## SET EXERCISE
Pictures do not belong in the copy; transcribe everything else in the records exactly.

[Stored data entries]
----

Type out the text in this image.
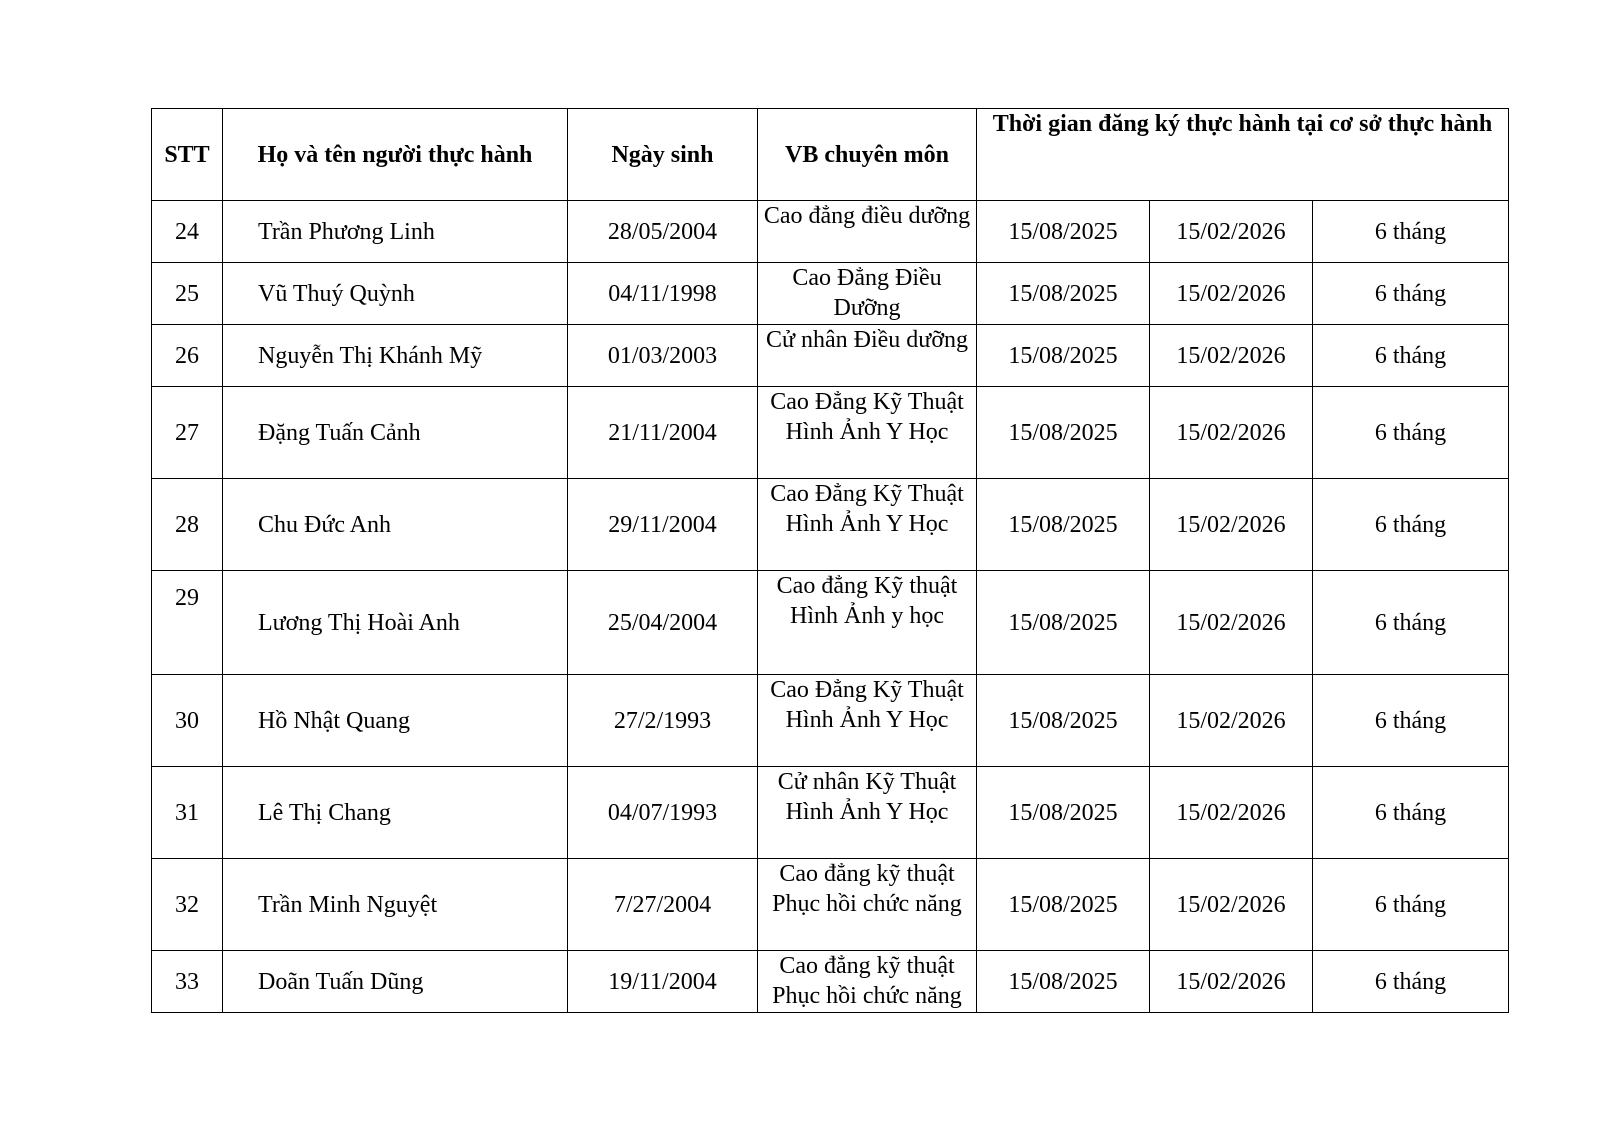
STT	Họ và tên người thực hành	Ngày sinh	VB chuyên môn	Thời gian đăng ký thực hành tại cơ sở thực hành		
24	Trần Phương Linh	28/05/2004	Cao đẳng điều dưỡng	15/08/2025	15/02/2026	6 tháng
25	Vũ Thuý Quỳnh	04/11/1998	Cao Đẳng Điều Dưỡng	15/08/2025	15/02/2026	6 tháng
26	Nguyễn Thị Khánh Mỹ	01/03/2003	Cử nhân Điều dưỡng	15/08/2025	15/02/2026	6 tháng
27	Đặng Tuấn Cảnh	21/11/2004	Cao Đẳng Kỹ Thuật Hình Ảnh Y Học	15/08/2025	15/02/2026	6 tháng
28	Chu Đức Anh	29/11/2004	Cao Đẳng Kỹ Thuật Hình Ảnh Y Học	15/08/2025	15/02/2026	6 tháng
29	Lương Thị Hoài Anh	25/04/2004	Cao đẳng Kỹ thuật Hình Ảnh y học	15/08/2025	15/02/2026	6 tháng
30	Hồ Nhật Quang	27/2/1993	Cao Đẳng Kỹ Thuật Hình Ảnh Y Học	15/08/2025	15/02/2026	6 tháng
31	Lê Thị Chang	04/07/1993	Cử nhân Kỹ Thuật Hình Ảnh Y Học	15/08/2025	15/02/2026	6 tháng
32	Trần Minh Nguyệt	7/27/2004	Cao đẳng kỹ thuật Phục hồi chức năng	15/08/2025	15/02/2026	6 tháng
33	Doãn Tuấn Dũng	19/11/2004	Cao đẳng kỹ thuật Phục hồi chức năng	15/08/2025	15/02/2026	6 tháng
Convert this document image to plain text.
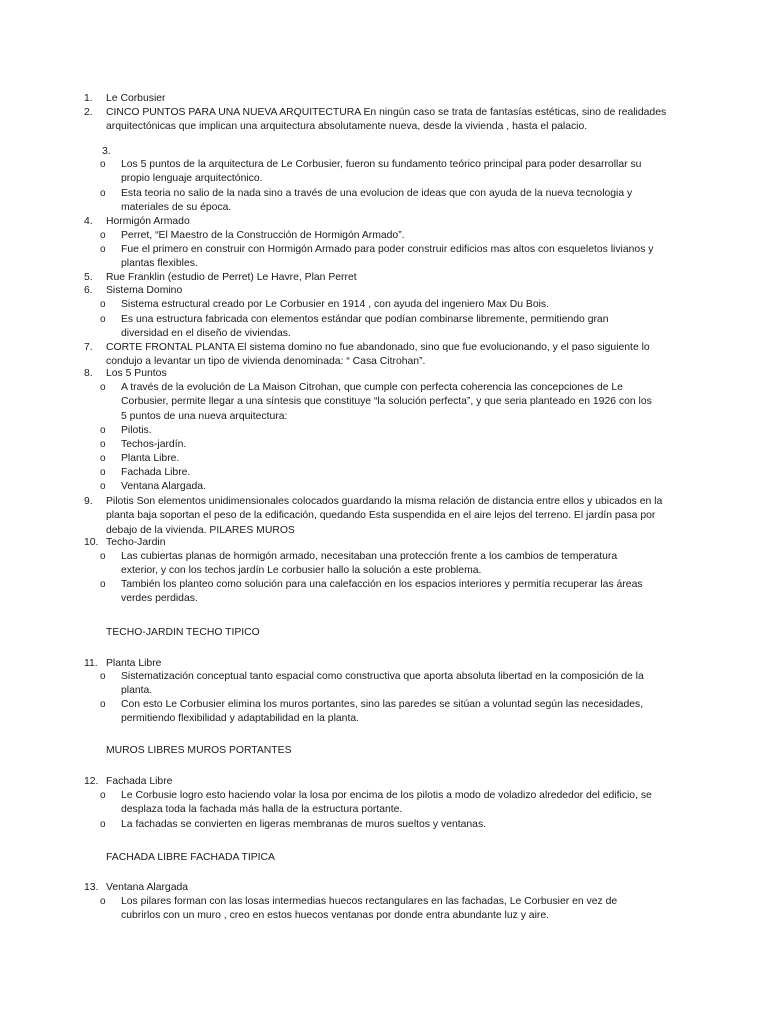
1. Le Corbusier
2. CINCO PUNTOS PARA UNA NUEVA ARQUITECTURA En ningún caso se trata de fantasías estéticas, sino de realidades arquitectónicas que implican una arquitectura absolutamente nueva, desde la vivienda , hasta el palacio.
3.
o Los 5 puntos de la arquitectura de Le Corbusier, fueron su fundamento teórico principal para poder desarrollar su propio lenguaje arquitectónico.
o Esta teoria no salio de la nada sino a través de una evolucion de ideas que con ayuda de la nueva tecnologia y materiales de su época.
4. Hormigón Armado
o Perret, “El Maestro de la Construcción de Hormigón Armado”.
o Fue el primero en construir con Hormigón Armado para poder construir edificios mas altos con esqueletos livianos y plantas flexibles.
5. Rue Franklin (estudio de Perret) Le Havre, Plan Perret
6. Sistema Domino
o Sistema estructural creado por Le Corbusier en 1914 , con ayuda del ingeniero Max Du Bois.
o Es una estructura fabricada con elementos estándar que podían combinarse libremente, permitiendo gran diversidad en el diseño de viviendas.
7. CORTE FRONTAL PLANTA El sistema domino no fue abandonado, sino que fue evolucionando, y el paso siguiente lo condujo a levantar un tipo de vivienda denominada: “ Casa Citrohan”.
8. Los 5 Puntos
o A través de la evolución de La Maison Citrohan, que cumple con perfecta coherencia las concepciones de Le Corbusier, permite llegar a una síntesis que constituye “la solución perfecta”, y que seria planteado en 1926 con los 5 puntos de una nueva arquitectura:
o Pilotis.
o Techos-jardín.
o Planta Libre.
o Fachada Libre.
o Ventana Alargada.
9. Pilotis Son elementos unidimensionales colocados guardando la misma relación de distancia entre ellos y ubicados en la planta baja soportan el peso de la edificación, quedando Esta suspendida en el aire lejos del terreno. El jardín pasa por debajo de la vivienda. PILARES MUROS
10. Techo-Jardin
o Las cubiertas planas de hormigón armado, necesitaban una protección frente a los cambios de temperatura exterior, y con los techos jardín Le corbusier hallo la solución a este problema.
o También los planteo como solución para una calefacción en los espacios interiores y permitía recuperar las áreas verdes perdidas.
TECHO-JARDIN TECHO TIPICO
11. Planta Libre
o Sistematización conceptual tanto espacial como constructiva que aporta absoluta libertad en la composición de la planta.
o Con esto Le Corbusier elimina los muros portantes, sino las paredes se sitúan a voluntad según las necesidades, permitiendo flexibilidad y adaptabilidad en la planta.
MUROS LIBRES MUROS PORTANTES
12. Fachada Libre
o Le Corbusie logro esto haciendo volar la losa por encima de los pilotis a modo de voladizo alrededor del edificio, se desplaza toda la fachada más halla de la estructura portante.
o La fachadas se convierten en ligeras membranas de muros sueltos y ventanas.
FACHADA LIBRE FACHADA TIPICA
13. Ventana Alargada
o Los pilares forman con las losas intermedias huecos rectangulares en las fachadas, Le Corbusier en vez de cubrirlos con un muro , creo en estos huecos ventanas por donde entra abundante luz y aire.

----

## OUTPUT OF THE EXERCISE
Type out the text in this image.
STT	Họ và tên người thực hành	Ngày sinh	VB chuyên môn	Thời gian đăng ký thực hành tại cơ sở thực hành		
24	Trần Phương Linh	28/05/2004	Cao đẳng điều dưỡng	15/08/2025	15/02/2026	6 tháng
25	Vũ Thuý Quỳnh	04/11/1998	Cao Đẳng Điều Dưỡng	15/08/2025	15/02/2026	6 tháng
26	Nguyễn Thị Khánh Mỹ	01/03/2003	Cử nhân Điều dưỡng	15/08/2025	15/02/2026	6 tháng
27	Đặng Tuấn Cảnh	21/11/2004	Cao Đẳng Kỹ Thuật Hình Ảnh Y Học	15/08/2025	15/02/2026	6 tháng
28	Chu Đức Anh	29/11/2004	Cao Đẳng Kỹ Thuật Hình Ảnh Y Học	15/08/2025	15/02/2026	6 tháng
29	Lương Thị Hoài Anh	25/04/2004	Cao đẳng Kỹ thuật Hình Ảnh y học	15/08/2025	15/02/2026	6 tháng
30	Hồ Nhật Quang	27/2/1993	Cao Đẳng Kỹ Thuật Hình Ảnh Y Học	15/08/2025	15/02/2026	6 tháng
31	Lê Thị Chang	04/07/1993	Cử nhân Kỹ Thuật Hình Ảnh Y Học	15/08/2025	15/02/2026	6 tháng
32	Trần Minh Nguyệt	7/27/2004	Cao đẳng kỹ thuật Phục hồi chức năng	15/08/2025	15/02/2026	6 tháng
33	Doãn Tuấn Dũng	19/11/2004	Cao đẳng kỹ thuật Phục hồi chức năng	15/08/2025	15/02/2026	6 tháng
Convert this document image to plain text.
1. Le Corbusier
2. CINCO PUNTOS PARA UNA NUEVA ARQUITECTURA En ningún caso se trata de fantasías estéticas, sino de realidades arquitectónicas que implican una arquitectura absolutamente nueva, desde la vivienda , hasta el palacio.
3.
o Los 5 puntos de la arquitectura de Le Corbusier, fueron su fundamento teórico principal para poder desarrollar su propio lenguaje arquitectónico.
o Esta teoria no salio de la nada sino a través de una evolucion de ideas que con ayuda de la nueva tecnologia y materiales de su época.
4. Hormigón Armado
o Perret, “El Maestro de la Construcción de Hormigón Armado”.
o Fue el primero en construir con Hormigón Armado para poder construir edificios mas altos con esqueletos livianos y plantas flexibles.
5. Rue Franklin (estudio de Perret) Le Havre, Plan Perret
6. Sistema Domino
o Sistema estructural creado por Le Corbusier en 1914 , con ayuda del ingeniero Max Du Bois.
o Es una estructura fabricada con elementos estándar que podían combinarse libremente, permitiendo gran diversidad en el diseño de viviendas.
7. CORTE FRONTAL PLANTA El sistema domino no fue abandonado, sino que fue evolucionando, y el paso siguiente lo condujo a levantar un tipo de vivienda denominada: “ Casa Citrohan”.
8. Los 5 Puntos
o A través de la evolución de La Maison Citrohan, que cumple con perfecta coherencia las concepciones de Le Corbusier, permite llegar a una síntesis que constituye “la solución perfecta”, y que seria planteado en 1926 con los 5 puntos de una nueva arquitectura:
o Pilotis.
o Techos-jardín.
o Planta Libre.
o Fachada Libre.
o Ventana Alargada.
9. Pilotis Son elementos unidimensionales colocados guardando la misma relación de distancia entre ellos y ubicados en la planta baja soportan el peso de la edificación, quedando Esta suspendida en el aire lejos del terreno. El jardín pasa por debajo de la vivienda. PILARES MUROS
10. Techo-Jardin
o Las cubiertas planas de hormigón armado, necesitaban una protección frente a los cambios de temperatura exterior, y con los techos jardín Le corbusier hallo la solución a este problema.
o También los planteo como solución para una calefacción en los espacios interiores y permitía recuperar las áreas verdes perdidas.
TECHO-JARDIN TECHO TIPICO
11. Planta Libre
o Sistematización conceptual tanto espacial como constructiva que aporta absoluta libertad en la composición de la planta.
o Con esto Le Corbusier elimina los muros portantes, sino las paredes se sitúan a voluntad según las necesidades, permitiendo flexibilidad y adaptabilidad en la planta.
MUROS LIBRES MUROS PORTANTES
12. Fachada Libre
o Le Corbusie logro esto haciendo volar la losa por encima de los pilotis a modo de voladizo alrededor del edificio, se desplaza toda la fachada más halla de la estructura portante.
o La fachadas se convierten en ligeras membranas de muros sueltos y ventanas.
FACHADA LIBRE FACHADA TIPICA
13. Ventana Alargada
o Los pilares forman con las losas intermedias huecos rectangulares en las fachadas, Le Corbusier en vez de cubrirlos con un muro , creo en estos huecos ventanas por donde entra abundante luz y aire.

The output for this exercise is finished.